DATA RECORDS →

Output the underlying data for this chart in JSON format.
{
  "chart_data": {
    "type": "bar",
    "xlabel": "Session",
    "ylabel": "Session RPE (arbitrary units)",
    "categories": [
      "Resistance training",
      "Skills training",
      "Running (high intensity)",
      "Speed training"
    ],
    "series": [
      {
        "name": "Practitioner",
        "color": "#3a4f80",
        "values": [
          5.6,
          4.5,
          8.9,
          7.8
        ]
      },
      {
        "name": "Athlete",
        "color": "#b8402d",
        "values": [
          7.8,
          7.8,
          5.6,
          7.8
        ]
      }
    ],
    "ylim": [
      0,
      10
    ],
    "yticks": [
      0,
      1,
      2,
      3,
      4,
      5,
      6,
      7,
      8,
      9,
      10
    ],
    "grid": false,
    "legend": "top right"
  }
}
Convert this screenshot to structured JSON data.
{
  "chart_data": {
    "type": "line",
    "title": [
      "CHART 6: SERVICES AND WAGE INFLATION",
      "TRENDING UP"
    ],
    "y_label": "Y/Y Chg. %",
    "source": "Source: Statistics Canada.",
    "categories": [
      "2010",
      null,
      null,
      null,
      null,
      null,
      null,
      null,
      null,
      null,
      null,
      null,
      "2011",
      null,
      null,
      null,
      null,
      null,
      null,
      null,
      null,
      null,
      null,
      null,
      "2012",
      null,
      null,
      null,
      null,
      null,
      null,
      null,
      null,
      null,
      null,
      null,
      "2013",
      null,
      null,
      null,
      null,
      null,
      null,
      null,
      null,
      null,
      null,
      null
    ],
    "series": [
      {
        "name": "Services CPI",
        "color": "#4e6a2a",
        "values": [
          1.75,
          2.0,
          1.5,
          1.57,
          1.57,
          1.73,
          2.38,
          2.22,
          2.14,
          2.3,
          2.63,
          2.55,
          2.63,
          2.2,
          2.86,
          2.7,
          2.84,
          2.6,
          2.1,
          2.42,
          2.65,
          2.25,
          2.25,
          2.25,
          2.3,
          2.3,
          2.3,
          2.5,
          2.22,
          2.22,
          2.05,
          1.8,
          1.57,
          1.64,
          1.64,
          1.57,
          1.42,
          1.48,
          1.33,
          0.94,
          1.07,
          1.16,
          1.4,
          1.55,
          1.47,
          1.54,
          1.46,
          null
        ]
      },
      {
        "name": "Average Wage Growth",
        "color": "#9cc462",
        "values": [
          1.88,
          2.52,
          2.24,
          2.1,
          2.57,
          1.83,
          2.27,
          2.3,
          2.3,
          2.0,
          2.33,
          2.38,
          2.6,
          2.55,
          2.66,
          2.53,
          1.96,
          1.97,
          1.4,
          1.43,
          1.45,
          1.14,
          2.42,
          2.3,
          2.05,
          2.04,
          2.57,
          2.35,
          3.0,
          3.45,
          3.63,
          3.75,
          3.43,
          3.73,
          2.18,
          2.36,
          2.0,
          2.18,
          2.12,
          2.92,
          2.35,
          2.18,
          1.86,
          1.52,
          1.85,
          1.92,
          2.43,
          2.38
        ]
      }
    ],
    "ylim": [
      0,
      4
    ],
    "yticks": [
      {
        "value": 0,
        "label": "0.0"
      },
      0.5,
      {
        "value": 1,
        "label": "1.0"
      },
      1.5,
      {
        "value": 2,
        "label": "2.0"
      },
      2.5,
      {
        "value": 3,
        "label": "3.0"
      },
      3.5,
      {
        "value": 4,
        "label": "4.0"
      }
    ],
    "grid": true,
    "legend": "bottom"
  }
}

YOUR OBJECTIVE →
From the entries above, copy every line containing the word "Session".

THE RESPONSE →
    "xlabel": "Session",
    "ylabel": "Session RPE (arbitrary units)",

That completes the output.